- **Task data**:
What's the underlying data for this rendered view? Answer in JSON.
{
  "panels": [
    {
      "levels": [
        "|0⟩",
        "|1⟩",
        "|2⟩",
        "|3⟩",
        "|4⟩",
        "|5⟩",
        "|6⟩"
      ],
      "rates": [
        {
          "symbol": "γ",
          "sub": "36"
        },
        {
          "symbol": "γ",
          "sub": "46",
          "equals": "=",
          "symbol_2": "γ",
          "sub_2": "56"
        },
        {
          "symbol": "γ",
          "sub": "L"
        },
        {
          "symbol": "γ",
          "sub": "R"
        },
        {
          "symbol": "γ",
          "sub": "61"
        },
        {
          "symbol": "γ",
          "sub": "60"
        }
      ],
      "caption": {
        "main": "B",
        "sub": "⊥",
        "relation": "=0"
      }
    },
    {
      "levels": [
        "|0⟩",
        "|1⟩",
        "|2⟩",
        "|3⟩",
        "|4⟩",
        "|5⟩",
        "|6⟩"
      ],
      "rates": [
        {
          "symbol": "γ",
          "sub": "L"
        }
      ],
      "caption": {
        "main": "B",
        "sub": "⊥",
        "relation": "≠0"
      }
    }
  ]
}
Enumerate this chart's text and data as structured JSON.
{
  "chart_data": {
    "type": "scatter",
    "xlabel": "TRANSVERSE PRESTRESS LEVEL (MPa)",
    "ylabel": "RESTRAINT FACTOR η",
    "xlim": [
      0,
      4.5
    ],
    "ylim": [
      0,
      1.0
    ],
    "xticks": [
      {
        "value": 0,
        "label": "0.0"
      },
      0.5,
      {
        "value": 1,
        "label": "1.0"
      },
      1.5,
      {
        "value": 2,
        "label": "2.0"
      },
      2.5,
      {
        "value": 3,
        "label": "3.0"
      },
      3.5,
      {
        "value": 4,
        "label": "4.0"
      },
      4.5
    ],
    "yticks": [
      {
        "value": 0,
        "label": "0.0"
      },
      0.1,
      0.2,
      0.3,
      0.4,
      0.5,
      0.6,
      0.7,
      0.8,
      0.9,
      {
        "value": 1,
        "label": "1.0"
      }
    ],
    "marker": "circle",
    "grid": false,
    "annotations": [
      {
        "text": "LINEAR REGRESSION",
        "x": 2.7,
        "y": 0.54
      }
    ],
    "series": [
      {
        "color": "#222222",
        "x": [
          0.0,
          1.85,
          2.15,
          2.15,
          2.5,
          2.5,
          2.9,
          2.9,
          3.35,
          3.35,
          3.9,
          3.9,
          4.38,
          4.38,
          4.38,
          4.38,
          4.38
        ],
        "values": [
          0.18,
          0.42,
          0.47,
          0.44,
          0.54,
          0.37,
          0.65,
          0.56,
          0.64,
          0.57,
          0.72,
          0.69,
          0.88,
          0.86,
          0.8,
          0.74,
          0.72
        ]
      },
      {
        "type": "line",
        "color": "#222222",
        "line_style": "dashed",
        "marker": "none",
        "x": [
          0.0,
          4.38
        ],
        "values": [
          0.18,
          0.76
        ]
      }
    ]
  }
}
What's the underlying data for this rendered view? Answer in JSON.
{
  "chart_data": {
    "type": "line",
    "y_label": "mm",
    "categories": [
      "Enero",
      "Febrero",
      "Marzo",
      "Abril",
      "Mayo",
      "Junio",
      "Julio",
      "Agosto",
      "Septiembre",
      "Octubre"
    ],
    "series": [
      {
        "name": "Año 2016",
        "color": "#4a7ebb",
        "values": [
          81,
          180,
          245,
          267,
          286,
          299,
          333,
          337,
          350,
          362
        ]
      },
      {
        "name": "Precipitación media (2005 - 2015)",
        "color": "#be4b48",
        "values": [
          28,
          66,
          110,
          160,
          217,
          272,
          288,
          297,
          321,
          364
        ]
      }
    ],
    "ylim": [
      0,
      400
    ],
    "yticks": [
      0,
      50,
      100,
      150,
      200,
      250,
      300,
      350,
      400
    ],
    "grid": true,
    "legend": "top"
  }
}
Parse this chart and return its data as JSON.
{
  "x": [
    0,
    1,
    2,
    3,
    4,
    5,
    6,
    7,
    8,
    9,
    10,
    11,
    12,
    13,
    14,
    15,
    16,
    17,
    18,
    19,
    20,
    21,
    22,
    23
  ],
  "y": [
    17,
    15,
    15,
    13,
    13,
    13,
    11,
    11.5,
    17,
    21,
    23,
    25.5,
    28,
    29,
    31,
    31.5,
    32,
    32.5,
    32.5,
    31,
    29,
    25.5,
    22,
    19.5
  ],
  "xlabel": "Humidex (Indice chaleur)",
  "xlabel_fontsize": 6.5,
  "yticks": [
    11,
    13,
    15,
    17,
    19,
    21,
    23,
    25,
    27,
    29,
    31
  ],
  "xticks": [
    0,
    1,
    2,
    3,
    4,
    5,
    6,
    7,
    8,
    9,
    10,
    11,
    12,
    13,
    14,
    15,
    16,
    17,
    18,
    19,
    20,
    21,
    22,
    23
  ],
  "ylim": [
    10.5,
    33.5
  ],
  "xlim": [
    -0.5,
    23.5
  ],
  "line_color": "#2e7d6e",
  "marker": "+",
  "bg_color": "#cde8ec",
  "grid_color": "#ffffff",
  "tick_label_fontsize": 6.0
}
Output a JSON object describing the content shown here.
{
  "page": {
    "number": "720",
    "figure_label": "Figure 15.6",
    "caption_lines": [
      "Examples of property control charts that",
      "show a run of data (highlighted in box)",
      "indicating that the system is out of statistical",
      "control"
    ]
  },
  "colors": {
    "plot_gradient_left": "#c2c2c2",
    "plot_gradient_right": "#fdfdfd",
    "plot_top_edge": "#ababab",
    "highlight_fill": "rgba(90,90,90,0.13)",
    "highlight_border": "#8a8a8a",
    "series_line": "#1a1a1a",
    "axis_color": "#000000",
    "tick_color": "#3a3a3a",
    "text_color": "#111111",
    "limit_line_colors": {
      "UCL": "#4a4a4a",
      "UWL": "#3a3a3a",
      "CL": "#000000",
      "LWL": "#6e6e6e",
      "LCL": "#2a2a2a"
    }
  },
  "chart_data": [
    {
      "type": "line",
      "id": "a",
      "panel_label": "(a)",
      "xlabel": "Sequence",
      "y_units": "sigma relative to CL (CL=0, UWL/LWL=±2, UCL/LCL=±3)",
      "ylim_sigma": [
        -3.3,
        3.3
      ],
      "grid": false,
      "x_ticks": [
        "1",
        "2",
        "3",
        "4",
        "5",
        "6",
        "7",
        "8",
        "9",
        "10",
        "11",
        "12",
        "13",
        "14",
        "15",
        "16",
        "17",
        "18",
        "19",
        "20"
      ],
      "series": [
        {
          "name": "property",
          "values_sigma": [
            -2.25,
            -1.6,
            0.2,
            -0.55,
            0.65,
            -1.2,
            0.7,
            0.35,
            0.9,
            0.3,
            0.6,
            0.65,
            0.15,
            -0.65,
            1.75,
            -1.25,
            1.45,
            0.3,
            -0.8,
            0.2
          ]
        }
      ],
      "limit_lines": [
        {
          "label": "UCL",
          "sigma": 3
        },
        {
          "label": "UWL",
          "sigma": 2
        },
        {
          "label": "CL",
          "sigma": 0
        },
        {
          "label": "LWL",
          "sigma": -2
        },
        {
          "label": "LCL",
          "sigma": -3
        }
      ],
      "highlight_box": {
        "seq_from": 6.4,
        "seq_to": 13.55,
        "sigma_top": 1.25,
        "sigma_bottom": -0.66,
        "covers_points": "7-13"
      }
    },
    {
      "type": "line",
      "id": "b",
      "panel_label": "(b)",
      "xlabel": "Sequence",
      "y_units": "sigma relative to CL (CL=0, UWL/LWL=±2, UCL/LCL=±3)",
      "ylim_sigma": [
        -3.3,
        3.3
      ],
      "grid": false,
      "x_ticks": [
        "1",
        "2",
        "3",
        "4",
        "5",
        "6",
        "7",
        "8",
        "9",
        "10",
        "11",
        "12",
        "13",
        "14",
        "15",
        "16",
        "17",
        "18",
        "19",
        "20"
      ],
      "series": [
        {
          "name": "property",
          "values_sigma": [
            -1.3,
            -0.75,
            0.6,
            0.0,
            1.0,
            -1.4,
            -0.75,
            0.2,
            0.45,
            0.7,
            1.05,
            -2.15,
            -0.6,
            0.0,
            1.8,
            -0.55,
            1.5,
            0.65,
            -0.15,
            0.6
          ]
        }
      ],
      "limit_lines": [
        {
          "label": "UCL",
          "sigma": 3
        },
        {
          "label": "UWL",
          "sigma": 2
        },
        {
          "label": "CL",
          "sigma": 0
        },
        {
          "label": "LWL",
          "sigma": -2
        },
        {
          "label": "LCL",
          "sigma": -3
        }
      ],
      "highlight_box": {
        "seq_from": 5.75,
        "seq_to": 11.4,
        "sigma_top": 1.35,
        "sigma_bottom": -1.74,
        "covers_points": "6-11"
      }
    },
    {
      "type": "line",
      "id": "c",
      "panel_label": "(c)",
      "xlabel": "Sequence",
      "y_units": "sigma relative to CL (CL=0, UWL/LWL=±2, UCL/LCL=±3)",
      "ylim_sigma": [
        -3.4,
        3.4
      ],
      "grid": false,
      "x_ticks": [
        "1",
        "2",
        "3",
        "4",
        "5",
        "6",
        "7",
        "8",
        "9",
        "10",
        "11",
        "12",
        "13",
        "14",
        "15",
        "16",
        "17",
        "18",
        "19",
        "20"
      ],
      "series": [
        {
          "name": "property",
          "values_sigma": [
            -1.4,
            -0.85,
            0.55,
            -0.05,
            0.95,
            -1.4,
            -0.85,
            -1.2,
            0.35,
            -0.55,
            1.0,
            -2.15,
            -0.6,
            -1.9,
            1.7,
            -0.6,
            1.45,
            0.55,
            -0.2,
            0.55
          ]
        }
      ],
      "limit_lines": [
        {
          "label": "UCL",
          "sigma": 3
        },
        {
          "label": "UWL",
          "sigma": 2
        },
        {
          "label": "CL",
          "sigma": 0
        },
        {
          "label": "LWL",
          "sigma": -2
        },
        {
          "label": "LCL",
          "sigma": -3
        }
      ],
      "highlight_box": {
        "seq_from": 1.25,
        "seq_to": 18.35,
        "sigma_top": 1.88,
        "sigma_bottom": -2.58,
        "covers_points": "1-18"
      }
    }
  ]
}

- **Exercise**: In the entries above, identify every line with the word "control". Copy those lines.

- **Result**:
      "Examples of property control charts that",
      "control"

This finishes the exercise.